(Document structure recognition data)
--- --- ---
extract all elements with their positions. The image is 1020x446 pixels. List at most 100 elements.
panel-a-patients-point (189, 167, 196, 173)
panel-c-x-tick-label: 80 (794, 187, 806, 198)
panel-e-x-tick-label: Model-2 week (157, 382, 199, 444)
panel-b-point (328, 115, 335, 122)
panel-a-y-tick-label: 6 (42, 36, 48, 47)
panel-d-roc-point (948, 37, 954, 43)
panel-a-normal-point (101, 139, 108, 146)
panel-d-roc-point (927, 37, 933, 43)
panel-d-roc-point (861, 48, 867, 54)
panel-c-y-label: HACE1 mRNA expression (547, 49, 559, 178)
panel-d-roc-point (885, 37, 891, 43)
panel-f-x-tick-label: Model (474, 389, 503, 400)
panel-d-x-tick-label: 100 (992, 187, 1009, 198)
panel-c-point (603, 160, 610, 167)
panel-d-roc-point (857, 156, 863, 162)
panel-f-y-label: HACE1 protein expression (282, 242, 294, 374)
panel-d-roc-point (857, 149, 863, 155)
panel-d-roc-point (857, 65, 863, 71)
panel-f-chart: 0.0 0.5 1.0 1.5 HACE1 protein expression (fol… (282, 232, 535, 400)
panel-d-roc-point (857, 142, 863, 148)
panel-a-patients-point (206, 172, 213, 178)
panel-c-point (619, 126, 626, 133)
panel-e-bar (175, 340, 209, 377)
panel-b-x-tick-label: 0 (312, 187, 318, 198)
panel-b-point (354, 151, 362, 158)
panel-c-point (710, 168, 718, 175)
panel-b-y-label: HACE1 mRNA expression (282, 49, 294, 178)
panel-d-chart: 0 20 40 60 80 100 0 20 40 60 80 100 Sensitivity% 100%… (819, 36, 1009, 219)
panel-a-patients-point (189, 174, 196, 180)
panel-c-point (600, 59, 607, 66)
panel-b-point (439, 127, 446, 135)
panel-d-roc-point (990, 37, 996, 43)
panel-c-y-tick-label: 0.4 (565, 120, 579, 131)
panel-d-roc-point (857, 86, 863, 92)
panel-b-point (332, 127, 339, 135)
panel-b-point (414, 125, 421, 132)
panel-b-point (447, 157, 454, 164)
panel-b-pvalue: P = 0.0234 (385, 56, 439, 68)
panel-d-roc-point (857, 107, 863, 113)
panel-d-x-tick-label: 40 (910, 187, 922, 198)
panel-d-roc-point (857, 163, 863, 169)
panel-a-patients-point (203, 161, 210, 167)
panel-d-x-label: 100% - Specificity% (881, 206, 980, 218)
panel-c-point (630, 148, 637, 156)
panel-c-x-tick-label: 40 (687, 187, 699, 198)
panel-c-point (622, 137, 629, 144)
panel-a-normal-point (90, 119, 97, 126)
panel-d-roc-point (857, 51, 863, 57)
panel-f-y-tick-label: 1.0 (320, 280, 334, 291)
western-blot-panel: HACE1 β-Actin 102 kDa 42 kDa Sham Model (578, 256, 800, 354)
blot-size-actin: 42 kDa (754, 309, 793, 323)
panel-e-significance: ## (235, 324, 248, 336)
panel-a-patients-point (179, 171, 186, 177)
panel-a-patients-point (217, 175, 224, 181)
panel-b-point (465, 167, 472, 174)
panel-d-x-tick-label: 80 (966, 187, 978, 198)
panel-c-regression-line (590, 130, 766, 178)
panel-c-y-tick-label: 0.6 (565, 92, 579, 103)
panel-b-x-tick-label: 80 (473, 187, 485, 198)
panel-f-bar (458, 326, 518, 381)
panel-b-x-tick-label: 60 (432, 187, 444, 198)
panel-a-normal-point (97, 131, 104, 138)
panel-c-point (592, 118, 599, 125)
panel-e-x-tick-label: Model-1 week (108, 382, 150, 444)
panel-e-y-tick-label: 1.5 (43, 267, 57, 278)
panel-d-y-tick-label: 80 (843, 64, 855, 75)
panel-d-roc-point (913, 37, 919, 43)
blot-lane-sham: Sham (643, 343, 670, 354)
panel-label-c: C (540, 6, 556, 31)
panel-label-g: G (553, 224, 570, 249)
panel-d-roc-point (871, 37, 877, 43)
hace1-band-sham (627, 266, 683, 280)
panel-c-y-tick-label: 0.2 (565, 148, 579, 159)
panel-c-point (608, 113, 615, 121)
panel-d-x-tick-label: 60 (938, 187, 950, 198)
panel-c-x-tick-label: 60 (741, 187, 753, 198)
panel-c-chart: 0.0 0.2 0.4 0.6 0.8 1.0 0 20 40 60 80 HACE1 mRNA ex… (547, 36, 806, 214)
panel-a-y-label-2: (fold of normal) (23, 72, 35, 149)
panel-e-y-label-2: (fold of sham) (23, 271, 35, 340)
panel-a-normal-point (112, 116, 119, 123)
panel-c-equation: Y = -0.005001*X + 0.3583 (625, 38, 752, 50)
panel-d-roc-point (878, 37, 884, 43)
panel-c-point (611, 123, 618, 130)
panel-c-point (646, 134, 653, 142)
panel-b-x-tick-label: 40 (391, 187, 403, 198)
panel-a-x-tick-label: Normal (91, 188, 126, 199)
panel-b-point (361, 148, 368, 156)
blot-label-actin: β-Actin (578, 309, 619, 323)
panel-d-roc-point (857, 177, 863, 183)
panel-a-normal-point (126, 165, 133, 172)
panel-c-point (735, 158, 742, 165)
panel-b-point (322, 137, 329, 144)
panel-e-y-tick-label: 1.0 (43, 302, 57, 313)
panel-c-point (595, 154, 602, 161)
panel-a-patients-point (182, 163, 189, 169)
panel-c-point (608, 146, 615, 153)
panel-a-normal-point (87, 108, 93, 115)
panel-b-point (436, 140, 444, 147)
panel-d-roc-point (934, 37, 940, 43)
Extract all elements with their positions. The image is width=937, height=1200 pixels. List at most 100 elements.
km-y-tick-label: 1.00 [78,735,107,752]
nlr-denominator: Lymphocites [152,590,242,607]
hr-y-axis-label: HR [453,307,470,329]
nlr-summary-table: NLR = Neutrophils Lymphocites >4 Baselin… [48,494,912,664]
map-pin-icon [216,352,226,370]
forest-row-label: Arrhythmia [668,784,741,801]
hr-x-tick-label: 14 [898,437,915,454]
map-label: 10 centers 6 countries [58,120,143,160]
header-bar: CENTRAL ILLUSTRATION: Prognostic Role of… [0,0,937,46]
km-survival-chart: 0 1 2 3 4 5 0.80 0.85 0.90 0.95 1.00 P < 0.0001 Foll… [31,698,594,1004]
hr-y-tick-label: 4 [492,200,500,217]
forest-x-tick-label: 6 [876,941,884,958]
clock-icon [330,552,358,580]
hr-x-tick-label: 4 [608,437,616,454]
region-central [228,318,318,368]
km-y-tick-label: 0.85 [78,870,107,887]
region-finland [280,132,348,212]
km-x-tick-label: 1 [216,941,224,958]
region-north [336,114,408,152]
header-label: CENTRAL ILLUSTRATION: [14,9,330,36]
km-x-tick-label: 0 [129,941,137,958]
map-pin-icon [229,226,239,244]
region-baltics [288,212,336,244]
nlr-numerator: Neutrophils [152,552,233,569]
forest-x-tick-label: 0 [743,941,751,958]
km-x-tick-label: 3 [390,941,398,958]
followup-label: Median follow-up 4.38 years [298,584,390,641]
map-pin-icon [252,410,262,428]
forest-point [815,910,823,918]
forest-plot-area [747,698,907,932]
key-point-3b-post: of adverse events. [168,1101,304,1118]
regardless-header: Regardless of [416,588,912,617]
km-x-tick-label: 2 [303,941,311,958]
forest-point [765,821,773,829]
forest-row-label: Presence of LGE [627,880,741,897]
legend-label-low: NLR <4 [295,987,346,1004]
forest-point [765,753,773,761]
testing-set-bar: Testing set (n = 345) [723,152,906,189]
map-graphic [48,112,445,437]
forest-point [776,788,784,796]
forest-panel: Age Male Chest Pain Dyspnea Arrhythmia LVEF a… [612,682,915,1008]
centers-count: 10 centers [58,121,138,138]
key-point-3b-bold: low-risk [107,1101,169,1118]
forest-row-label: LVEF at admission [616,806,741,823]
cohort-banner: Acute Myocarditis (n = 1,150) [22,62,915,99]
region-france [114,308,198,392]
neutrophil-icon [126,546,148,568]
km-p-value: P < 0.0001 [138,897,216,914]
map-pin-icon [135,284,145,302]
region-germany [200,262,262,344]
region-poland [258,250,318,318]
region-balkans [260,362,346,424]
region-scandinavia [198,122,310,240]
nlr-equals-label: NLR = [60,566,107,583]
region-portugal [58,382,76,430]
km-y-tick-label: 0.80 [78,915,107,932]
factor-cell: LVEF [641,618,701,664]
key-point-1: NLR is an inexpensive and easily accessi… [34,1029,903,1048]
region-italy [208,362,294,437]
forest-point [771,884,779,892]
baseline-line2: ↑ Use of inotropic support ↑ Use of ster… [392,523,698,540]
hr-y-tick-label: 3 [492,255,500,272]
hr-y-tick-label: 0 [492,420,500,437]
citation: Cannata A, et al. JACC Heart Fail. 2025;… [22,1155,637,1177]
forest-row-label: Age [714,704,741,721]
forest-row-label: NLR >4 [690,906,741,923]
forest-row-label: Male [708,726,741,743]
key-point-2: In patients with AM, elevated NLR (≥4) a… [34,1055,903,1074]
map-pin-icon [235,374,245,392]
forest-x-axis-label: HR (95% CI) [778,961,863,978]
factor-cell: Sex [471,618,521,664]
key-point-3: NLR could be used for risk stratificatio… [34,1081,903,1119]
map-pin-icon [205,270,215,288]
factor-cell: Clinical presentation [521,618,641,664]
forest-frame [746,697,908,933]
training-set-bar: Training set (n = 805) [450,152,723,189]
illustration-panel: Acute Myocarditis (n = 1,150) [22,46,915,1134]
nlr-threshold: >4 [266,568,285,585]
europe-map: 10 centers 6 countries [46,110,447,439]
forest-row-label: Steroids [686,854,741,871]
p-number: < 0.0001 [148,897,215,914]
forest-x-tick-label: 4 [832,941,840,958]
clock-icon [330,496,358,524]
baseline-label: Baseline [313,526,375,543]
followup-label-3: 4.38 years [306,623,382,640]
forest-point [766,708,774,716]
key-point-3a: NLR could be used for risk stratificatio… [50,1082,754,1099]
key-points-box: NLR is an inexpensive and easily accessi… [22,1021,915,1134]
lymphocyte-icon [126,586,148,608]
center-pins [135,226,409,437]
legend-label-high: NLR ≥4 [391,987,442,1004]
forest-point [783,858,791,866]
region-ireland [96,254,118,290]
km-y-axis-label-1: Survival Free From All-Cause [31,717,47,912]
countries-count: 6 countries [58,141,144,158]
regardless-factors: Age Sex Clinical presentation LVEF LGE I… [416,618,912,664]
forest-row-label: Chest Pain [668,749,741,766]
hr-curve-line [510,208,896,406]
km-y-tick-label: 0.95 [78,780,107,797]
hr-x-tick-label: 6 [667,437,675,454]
--- --- ---
In the data above, which lines have "stratificatio"? Report each of them.

key-point-3: NLR could be used for risk stratificatio… [34,1081,903,1119]
key-point-3a: NLR could be used for risk stratificatio… [50,1082,754,1099]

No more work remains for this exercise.